▼▼▼

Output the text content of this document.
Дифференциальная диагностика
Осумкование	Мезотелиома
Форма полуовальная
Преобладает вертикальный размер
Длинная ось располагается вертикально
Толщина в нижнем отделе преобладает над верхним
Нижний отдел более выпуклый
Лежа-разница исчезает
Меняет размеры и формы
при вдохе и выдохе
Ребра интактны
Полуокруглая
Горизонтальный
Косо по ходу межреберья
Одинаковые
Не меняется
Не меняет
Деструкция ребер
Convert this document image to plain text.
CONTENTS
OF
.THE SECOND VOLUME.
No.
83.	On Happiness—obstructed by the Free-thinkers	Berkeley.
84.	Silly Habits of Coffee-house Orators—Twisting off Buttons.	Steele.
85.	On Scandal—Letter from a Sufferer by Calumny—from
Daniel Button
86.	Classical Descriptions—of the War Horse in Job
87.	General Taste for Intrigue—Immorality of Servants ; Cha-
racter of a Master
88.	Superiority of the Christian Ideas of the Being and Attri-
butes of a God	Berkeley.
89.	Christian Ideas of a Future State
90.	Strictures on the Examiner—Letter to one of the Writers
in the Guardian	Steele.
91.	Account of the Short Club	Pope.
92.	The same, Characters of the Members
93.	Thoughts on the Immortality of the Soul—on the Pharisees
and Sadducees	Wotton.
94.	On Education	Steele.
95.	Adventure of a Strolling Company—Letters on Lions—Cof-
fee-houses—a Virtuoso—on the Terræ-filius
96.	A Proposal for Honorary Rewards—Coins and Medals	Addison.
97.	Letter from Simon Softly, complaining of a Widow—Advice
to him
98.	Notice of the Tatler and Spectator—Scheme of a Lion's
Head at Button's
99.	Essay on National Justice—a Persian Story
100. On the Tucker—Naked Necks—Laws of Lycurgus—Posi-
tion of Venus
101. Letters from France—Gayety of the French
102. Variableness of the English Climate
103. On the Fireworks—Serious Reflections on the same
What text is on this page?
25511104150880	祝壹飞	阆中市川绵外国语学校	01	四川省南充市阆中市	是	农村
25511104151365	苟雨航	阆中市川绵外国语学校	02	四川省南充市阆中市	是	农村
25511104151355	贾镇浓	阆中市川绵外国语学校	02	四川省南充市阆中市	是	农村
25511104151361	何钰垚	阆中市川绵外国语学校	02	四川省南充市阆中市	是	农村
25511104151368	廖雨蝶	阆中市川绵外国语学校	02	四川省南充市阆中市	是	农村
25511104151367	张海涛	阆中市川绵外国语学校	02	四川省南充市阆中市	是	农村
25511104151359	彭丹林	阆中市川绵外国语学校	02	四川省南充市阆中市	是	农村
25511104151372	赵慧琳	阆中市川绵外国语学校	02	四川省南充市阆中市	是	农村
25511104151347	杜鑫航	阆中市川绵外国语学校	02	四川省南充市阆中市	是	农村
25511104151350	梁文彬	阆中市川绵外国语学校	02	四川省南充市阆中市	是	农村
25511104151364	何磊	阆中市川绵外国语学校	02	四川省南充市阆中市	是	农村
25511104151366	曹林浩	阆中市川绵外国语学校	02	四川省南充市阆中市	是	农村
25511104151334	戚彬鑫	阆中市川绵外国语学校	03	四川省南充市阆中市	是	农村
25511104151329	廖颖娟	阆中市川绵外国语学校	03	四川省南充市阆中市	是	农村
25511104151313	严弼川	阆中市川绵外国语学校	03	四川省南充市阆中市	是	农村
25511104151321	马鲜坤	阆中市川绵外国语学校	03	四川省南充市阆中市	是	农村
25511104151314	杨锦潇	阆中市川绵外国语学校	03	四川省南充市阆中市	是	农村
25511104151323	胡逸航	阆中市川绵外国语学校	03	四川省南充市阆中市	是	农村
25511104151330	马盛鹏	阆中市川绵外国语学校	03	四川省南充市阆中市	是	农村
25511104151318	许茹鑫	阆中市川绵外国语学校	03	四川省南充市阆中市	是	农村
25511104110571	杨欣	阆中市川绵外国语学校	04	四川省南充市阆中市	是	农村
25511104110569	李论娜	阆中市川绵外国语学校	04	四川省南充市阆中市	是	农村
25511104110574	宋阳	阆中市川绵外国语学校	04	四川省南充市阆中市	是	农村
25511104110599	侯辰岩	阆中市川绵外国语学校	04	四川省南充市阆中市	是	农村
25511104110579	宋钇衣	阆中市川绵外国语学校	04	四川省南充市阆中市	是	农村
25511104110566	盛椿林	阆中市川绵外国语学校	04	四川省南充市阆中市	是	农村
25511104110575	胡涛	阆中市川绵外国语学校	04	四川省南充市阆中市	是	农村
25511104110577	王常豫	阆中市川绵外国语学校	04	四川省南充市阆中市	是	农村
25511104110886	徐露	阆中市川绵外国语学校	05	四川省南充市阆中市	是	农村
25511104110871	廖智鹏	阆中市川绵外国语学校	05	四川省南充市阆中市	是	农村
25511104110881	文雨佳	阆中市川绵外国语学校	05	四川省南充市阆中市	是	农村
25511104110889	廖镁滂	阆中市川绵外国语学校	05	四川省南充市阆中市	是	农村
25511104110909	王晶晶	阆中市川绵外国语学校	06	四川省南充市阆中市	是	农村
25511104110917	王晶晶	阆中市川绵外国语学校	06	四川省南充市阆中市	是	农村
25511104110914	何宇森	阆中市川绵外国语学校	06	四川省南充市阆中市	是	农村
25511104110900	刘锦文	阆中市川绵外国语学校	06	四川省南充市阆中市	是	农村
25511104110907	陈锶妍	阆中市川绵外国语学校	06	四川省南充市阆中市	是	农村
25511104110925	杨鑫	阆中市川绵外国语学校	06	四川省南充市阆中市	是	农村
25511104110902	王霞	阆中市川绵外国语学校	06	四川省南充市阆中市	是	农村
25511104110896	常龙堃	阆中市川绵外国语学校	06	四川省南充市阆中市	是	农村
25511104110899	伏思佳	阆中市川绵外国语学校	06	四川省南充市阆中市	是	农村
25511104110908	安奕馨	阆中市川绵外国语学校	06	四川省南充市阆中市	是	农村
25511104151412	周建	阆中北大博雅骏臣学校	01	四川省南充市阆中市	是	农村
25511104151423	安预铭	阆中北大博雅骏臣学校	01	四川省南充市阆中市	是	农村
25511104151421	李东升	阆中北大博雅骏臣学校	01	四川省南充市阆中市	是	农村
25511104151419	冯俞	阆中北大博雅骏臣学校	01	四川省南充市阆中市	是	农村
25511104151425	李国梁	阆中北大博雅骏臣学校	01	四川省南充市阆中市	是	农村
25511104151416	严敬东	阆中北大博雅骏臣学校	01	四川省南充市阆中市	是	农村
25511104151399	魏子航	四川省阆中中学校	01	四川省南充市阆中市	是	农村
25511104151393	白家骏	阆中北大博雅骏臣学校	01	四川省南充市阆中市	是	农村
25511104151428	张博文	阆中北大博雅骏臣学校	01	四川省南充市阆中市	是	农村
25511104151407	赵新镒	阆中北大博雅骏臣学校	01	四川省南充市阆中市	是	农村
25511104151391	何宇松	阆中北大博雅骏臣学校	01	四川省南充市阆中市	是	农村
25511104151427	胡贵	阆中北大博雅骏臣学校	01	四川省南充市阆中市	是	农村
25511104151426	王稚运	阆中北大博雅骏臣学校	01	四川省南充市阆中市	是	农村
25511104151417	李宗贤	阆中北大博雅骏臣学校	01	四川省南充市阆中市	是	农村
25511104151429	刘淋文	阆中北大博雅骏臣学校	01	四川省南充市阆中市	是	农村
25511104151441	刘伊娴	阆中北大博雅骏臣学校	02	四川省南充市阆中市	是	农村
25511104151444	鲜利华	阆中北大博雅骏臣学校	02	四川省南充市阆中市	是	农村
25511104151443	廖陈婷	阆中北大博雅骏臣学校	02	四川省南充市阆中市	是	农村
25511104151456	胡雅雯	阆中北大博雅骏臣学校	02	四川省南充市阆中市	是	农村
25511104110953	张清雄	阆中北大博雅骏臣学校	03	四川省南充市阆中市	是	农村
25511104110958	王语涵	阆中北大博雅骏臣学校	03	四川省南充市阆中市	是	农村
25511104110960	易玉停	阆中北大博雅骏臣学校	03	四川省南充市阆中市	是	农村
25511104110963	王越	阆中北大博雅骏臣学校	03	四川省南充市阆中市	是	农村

▲▲▲

- _BRIEF_:
Return each line that includes "Steele".

- _TASK SOLUTION_:
84.	Silly Habits of Coffee-house Orators—Twisting off Buttons.	Steele.
in the Guardian	Steele.
94.	On Education	Steele.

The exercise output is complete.